▶ _WHAT YOU ARE ASKED TO DO_
Take every line where the string "that" appears and copy it.

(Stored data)
────

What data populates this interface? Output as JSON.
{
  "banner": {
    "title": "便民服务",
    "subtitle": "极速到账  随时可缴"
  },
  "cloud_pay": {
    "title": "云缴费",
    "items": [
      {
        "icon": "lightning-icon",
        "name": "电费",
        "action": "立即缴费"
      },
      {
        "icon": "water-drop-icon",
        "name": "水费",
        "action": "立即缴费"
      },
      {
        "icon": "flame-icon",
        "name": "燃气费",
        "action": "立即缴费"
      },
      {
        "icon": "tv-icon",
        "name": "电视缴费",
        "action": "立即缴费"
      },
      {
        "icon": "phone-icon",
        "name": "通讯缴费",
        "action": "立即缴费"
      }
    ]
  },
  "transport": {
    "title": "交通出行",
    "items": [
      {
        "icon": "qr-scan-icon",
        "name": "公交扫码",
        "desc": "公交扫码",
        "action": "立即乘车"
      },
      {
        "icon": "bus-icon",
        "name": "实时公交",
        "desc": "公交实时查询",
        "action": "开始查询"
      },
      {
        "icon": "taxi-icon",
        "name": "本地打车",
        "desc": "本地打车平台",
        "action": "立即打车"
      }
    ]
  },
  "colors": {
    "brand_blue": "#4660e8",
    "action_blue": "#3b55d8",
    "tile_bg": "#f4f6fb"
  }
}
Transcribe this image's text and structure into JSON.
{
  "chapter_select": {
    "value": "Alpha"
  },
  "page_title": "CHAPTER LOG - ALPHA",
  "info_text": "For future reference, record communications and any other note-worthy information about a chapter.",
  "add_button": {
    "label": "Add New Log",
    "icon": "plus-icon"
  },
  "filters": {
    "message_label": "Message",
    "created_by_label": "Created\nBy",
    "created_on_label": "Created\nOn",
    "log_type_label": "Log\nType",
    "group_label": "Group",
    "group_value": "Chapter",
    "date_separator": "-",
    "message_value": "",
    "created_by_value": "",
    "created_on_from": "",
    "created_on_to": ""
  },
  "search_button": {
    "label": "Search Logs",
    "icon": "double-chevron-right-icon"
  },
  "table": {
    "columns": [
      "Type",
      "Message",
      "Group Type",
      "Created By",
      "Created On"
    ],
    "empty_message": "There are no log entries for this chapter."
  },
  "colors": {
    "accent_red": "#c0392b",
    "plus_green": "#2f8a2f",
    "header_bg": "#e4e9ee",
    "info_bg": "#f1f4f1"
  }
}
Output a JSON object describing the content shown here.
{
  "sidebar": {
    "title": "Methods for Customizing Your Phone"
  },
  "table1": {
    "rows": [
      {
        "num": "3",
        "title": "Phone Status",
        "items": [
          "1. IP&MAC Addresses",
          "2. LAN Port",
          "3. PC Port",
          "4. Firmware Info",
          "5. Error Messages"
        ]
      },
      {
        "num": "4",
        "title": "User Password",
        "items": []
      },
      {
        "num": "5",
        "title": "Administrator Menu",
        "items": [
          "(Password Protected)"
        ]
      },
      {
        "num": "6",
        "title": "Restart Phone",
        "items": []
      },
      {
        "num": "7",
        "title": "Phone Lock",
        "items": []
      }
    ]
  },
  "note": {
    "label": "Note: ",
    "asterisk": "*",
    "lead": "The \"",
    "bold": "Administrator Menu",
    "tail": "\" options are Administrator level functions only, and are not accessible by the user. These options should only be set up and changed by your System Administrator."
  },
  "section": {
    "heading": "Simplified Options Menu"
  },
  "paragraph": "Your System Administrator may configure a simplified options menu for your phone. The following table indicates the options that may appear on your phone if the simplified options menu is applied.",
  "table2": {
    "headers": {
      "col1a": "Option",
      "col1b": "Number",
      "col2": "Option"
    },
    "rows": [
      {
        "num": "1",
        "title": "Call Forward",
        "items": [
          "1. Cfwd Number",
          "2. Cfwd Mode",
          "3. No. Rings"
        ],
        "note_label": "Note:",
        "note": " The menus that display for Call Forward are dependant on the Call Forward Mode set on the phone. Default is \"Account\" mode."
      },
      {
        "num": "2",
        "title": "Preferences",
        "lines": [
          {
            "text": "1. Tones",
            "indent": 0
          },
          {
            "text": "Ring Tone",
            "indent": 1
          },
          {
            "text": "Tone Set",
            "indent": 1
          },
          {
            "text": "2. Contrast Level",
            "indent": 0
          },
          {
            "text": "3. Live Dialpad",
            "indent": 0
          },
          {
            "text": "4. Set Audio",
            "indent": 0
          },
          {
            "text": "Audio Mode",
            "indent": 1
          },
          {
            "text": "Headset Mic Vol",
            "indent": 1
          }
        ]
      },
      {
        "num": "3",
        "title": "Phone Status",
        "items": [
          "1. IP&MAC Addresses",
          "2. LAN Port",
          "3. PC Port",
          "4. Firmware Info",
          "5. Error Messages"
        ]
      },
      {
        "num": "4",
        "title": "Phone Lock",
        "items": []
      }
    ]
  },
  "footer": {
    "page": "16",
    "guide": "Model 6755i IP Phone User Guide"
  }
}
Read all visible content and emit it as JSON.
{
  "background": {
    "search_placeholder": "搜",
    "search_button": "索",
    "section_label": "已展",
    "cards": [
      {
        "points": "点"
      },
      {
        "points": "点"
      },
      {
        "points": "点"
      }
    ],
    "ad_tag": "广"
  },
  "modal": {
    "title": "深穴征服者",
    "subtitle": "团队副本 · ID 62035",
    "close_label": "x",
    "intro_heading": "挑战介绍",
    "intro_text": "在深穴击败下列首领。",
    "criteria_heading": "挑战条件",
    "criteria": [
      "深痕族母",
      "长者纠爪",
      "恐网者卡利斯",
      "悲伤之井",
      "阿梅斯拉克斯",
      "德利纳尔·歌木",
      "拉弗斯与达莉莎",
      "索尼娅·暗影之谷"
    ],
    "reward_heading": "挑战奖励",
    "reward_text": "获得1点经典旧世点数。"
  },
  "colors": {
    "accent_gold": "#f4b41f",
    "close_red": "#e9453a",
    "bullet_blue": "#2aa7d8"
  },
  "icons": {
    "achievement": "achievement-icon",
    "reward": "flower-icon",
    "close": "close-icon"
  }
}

────

▶ _EXERCISE ANSWER_
  "paragraph": "Your System Administrator may configure a simplified options menu for your phone. The following table indicates the options that may appear on your phone if the simplified options menu is applied.",
        "note": " The menus that display for Call Forward are dependant on the Call Forward Mode set on the phone. Default is \"Account\" mode."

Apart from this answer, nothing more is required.